(RECORDS FOR THIS EXERCISE begins)
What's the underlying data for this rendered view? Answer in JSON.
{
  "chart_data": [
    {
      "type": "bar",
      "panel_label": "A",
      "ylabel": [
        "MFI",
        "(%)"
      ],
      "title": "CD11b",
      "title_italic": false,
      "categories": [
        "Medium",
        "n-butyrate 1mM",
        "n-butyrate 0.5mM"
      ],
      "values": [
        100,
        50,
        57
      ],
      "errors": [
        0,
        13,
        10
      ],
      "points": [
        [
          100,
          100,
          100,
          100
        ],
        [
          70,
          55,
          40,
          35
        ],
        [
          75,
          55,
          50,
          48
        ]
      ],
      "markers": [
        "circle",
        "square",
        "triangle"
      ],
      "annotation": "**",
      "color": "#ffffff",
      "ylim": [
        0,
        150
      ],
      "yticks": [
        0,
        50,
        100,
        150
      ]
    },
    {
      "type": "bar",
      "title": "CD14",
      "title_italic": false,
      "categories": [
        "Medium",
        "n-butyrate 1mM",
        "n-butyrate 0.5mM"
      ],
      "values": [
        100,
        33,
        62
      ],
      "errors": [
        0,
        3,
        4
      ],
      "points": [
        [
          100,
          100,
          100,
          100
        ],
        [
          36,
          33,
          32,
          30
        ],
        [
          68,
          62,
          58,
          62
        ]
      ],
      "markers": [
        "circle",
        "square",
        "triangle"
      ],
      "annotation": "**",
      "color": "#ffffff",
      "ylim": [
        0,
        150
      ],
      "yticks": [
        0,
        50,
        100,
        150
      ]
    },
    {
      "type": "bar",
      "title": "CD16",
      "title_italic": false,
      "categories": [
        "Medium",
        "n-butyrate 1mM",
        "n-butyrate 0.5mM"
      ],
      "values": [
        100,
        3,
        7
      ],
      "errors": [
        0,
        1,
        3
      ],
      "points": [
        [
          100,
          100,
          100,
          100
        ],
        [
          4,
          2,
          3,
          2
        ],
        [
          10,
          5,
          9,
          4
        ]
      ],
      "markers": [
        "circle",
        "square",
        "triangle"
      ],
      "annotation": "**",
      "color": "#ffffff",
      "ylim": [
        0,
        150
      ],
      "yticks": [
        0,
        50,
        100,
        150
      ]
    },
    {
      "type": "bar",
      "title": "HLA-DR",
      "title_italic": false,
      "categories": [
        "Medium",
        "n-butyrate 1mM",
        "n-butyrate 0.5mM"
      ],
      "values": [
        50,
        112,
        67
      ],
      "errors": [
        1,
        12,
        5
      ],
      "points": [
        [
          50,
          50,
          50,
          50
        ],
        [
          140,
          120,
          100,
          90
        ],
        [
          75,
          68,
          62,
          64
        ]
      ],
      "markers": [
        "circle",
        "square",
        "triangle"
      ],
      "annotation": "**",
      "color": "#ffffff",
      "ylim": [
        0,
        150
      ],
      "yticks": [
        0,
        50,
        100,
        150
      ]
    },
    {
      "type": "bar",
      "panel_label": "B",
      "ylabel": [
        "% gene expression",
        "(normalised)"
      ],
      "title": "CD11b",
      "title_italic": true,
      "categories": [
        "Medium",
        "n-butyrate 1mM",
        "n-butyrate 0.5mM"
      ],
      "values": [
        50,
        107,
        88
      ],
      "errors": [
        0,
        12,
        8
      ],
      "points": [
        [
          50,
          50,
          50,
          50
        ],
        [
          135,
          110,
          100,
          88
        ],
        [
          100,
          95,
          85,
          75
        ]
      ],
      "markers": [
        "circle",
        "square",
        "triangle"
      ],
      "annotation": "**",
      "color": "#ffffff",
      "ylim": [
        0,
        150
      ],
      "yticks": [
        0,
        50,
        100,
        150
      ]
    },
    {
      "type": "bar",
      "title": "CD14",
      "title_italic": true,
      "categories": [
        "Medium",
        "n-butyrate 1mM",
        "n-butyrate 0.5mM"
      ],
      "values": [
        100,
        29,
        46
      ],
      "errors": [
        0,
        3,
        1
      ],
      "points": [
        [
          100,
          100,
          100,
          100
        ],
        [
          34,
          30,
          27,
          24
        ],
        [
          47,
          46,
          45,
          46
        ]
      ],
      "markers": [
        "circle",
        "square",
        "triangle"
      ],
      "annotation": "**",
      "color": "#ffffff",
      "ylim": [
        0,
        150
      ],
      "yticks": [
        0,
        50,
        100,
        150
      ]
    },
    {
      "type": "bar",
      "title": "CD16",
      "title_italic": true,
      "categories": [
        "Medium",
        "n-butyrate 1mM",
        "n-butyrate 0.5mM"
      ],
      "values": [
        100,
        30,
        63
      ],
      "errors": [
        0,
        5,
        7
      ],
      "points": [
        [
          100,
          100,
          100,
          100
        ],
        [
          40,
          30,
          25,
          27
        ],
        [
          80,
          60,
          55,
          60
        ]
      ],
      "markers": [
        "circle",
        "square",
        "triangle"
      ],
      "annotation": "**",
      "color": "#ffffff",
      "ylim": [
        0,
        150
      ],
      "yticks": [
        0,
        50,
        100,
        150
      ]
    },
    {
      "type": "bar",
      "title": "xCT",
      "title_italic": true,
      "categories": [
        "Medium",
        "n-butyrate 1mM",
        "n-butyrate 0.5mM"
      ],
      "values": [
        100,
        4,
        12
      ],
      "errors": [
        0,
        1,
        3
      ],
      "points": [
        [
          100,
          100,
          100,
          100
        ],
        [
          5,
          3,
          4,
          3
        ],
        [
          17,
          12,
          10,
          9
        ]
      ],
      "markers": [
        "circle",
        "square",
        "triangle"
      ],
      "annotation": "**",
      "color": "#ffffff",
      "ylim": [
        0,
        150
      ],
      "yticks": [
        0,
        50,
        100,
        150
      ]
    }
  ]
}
(RECORDS FOR THIS EXERCISE ends)
▶ **ACTIVITY**: Please give all the lines above again, exactly as they read.

▶ **OUTPUT OF THE EXERCISE**:
What's the underlying data for this rendered view? Answer in JSON.
{
  "chart_data": [
    {
      "type": "bar",
      "panel_label": "A",
      "ylabel": [
        "MFI",
        "(%)"
      ],
      "title": "CD11b",
      "title_italic": false,
      "categories": [
        "Medium",
        "n-butyrate 1mM",
        "n-butyrate 0.5mM"
      ],
      "values": [
        100,
        50,
        57
      ],
      "errors": [
        0,
        13,
        10
      ],
      "points": [
        [
          100,
          100,
          100,
          100
        ],
        [
          70,
          55,
          40,
          35
        ],
        [
          75,
          55,
          50,
          48
        ]
      ],
      "markers": [
        "circle",
        "square",
        "triangle"
      ],
      "annotation": "**",
      "color": "#ffffff",
      "ylim": [
        0,
        150
      ],
      "yticks": [
        0,
        50,
        100,
        150
      ]
    },
    {
      "type": "bar",
      "title": "CD14",
      "title_italic": false,
      "categories": [
        "Medium",
        "n-butyrate 1mM",
        "n-butyrate 0.5mM"
      ],
      "values": [
        100,
        33,
        62
      ],
      "errors": [
        0,
        3,
        4
      ],
      "points": [
        [
          100,
          100,
          100,
          100
        ],
        [
          36,
          33,
          32,
          30
        ],
        [
          68,
          62,
          58,
          62
        ]
      ],
      "markers": [
        "circle",
        "square",
        "triangle"
      ],
      "annotation": "**",
      "color": "#ffffff",
      "ylim": [
        0,
        150
      ],
      "yticks": [
        0,
        50,
        100,
        150
      ]
    },
    {
      "type": "bar",
      "title": "CD16",
      "title_italic": false,
      "categories": [
        "Medium",
        "n-butyrate 1mM",
        "n-butyrate 0.5mM"
      ],
      "values": [
        100,
        3,
        7
      ],
      "errors": [
        0,
        1,
        3
      ],
      "points": [
        [
          100,
          100,
          100,
          100
        ],
        [
          4,
          2,
          3,
          2
        ],
        [
          10,
          5,
          9,
          4
        ]
      ],
      "markers": [
        "circle",
        "square",
        "triangle"
      ],
      "annotation": "**",
      "color": "#ffffff",
      "ylim": [
        0,
        150
      ],
      "yticks": [
        0,
        50,
        100,
        150
      ]
    },
    {
      "type": "bar",
      "title": "HLA-DR",
      "title_italic": false,
      "categories": [
        "Medium",
        "n-butyrate 1mM",
        "n-butyrate 0.5mM"
      ],
      "values": [
        50,
        112,
        67
      ],
      "errors": [
        1,
        12,
        5
      ],
      "points": [
        [
          50,
          50,
          50,
          50
        ],
        [
          140,
          120,
          100,
          90
        ],
        [
          75,
          68,
          62,
          64
        ]
      ],
      "markers": [
        "circle",
        "square",
        "triangle"
      ],
      "annotation": "**",
      "color": "#ffffff",
      "ylim": [
        0,
        150
      ],
      "yticks": [
        0,
        50,
        100,
        150
      ]
    },
    {
      "type": "bar",
      "panel_label": "B",
      "ylabel": [
        "% gene expression",
        "(normalised)"
      ],
      "title": "CD11b",
      "title_italic": true,
      "categories": [
        "Medium",
        "n-butyrate 1mM",
        "n-butyrate 0.5mM"
      ],
      "values": [
        50,
        107,
        88
      ],
      "errors": [
        0,
        12,
        8
      ],
      "points": [
        [
          50,
          50,
          50,
          50
        ],
        [
          135,
          110,
          100,
          88
        ],
        [
          100,
          95,
          85,
          75
        ]
      ],
      "markers": [
        "circle",
        "square",
        "triangle"
      ],
      "annotation": "**",
      "color": "#ffffff",
      "ylim": [
        0,
        150
      ],
      "yticks": [
        0,
        50,
        100,
        150
      ]
    },
    {
      "type": "bar",
      "title": "CD14",
      "title_italic": true,
      "categories": [
        "Medium",
        "n-butyrate 1mM",
        "n-butyrate 0.5mM"
      ],
      "values": [
        100,
        29,
        46
      ],
      "errors": [
        0,
        3,
        1
      ],
      "points": [
        [
          100,
          100,
          100,
          100
        ],
        [
          34,
          30,
          27,
          24
        ],
        [
          47,
          46,
          45,
          46
        ]
      ],
      "markers": [
        "circle",
        "square",
        "triangle"
      ],
      "annotation": "**",
      "color": "#ffffff",
      "ylim": [
        0,
        150
      ],
      "yticks": [
        0,
        50,
        100,
        150
      ]
    },
    {
      "type": "bar",
      "title": "CD16",
      "title_italic": true,
      "categories": [
        "Medium",
        "n-butyrate 1mM",
        "n-butyrate 0.5mM"
      ],
      "values": [
        100,
        30,
        63
      ],
      "errors": [
        0,
        5,
        7
      ],
      "points": [
        [
          100,
          100,
          100,
          100
        ],
        [
          40,
          30,
          25,
          27
        ],
        [
          80,
          60,
          55,
          60
        ]
      ],
      "markers": [
        "circle",
        "square",
        "triangle"
      ],
      "annotation": "**",
      "color": "#ffffff",
      "ylim": [
        0,
        150
      ],
      "yticks": [
        0,
        50,
        100,
        150
      ]
    },
    {
      "type": "bar",
      "title": "xCT",
      "title_italic": true,
      "categories": [
        "Medium",
        "n-butyrate 1mM",
        "n-butyrate 0.5mM"
      ],
      "values": [
        100,
        4,
        12
      ],
      "errors": [
        0,
        1,
        3
      ],
      "points": [
        [
          100,
          100,
          100,
          100
        ],
        [
          5,
          3,
          4,
          3
        ],
        [
          17,
          12,
          10,
          9
        ]
      ],
      "markers": [
        "circle",
        "square",
        "triangle"
      ],
      "annotation": "**",
      "color": "#ffffff",
      "ylim": [
        0,
        150
      ],
      "yticks": [
        0,
        50,
        100,
        150
      ]
    }
  ]
}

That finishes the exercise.